* **WHAT TO DO**
Please repeat all of the listing exactly.
*** DATA ENTRIES ***
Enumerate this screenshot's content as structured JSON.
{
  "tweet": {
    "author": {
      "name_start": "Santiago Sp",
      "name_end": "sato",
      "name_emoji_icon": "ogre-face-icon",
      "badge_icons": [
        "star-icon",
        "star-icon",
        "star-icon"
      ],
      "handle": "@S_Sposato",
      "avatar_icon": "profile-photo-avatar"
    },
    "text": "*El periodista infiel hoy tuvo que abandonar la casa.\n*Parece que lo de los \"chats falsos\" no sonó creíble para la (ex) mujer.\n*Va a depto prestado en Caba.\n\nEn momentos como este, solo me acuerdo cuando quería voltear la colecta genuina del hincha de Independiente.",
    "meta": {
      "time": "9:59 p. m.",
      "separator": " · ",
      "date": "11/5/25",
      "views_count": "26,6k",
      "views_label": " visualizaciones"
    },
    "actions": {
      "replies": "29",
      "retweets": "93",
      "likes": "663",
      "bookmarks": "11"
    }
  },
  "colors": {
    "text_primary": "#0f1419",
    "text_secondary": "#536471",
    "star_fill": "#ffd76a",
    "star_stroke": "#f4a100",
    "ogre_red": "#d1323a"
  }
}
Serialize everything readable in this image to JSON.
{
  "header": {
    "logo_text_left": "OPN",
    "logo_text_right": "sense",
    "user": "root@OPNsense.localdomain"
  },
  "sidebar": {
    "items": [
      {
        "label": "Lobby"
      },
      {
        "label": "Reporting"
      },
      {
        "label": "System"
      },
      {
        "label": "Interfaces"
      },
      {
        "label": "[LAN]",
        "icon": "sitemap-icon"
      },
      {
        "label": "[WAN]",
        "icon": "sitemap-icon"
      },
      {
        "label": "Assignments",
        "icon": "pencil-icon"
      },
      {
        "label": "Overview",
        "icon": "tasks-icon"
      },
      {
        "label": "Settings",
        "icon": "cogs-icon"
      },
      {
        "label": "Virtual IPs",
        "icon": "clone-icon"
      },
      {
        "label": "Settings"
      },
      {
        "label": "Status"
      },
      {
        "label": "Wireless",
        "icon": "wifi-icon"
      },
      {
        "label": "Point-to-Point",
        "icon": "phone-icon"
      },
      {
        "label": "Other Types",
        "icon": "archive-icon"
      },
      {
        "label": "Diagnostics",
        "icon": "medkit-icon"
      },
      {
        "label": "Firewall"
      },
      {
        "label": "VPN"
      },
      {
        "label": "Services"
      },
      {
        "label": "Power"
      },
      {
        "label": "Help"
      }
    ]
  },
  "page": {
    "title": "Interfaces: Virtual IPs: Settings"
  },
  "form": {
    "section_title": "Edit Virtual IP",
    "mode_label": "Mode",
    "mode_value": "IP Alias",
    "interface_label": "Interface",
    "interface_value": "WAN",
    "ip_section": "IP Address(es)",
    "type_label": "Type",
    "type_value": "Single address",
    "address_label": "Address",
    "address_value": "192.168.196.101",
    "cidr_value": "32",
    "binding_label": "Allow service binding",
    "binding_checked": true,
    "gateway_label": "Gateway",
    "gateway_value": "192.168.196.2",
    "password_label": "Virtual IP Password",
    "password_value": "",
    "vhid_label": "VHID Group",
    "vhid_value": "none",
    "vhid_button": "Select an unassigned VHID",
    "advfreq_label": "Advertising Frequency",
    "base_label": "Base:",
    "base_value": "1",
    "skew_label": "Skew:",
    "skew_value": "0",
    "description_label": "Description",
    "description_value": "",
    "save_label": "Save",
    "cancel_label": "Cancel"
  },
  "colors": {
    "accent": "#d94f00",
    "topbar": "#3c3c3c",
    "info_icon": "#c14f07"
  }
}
***
* **OUTPUT**
Enumerate this screenshot's content as structured JSON.
{
  "tweet": {
    "author": {
      "name_start": "Santiago Sp",
      "name_end": "sato",
      "name_emoji_icon": "ogre-face-icon",
      "badge_icons": [
        "star-icon",
        "star-icon",
        "star-icon"
      ],
      "handle": "@S_Sposato",
      "avatar_icon": "profile-photo-avatar"
    },
    "text": "*El periodista infiel hoy tuvo que abandonar la casa.\n*Parece que lo de los \"chats falsos\" no sonó creíble para la (ex) mujer.\n*Va a depto prestado en Caba.\n\nEn momentos como este, solo me acuerdo cuando quería voltear la colecta genuina del hincha de Independiente.",
    "meta": {
      "time": "9:59 p. m.",
      "separator": " · ",
      "date": "11/5/25",
      "views_count": "26,6k",
      "views_label": " visualizaciones"
    },
    "actions": {
      "replies": "29",
      "retweets": "93",
      "likes": "663",
      "bookmarks": "11"
    }
  },
  "colors": {
    "text_primary": "#0f1419",
    "text_secondary": "#536471",
    "star_fill": "#ffd76a",
    "star_stroke": "#f4a100",
    "ogre_red": "#d1323a"
  }
}
Serialize everything readable in this image to JSON.
{
  "header": {
    "logo_text_left": "OPN",
    "logo_text_right": "sense",
    "user": "root@OPNsense.localdomain"
  },
  "sidebar": {
    "items": [
      {
        "label": "Lobby"
      },
      {
        "label": "Reporting"
      },
      {
        "label": "System"
      },
      {
        "label": "Interfaces"
      },
      {
        "label": "[LAN]",
        "icon": "sitemap-icon"
      },
      {
        "label": "[WAN]",
        "icon": "sitemap-icon"
      },
      {
        "label": "Assignments",
        "icon": "pencil-icon"
      },
      {
        "label": "Overview",
        "icon": "tasks-icon"
      },
      {
        "label": "Settings",
        "icon": "cogs-icon"
      },
      {
        "label": "Virtual IPs",
        "icon": "clone-icon"
      },
      {
        "label": "Settings"
      },
      {
        "label": "Status"
      },
      {
        "label": "Wireless",
        "icon": "wifi-icon"
      },
      {
        "label": "Point-to-Point",
        "icon": "phone-icon"
      },
      {
        "label": "Other Types",
        "icon": "archive-icon"
      },
      {
        "label": "Diagnostics",
        "icon": "medkit-icon"
      },
      {
        "label": "Firewall"
      },
      {
        "label": "VPN"
      },
      {
        "label": "Services"
      },
      {
        "label": "Power"
      },
      {
        "label": "Help"
      }
    ]
  },
  "page": {
    "title": "Interfaces: Virtual IPs: Settings"
  },
  "form": {
    "section_title": "Edit Virtual IP",
    "mode_label": "Mode",
    "mode_value": "IP Alias",
    "interface_label": "Interface",
    "interface_value": "WAN",
    "ip_section": "IP Address(es)",
    "type_label": "Type",
    "type_value": "Single address",
    "address_label": "Address",
    "address_value": "192.168.196.101",
    "cidr_value": "32",
    "binding_label": "Allow service binding",
    "binding_checked": true,
    "gateway_label": "Gateway",
    "gateway_value": "192.168.196.2",
    "password_label": "Virtual IP Password",
    "password_value": "",
    "vhid_label": "VHID Group",
    "vhid_value": "none",
    "vhid_button": "Select an unassigned VHID",
    "advfreq_label": "Advertising Frequency",
    "base_label": "Base:",
    "base_value": "1",
    "skew_label": "Skew:",
    "skew_value": "0",
    "description_label": "Description",
    "description_value": "",
    "save_label": "Save",
    "cancel_label": "Cancel"
  },
  "colors": {
    "accent": "#d94f00",
    "topbar": "#3c3c3c",
    "info_icon": "#c14f07"
  }
}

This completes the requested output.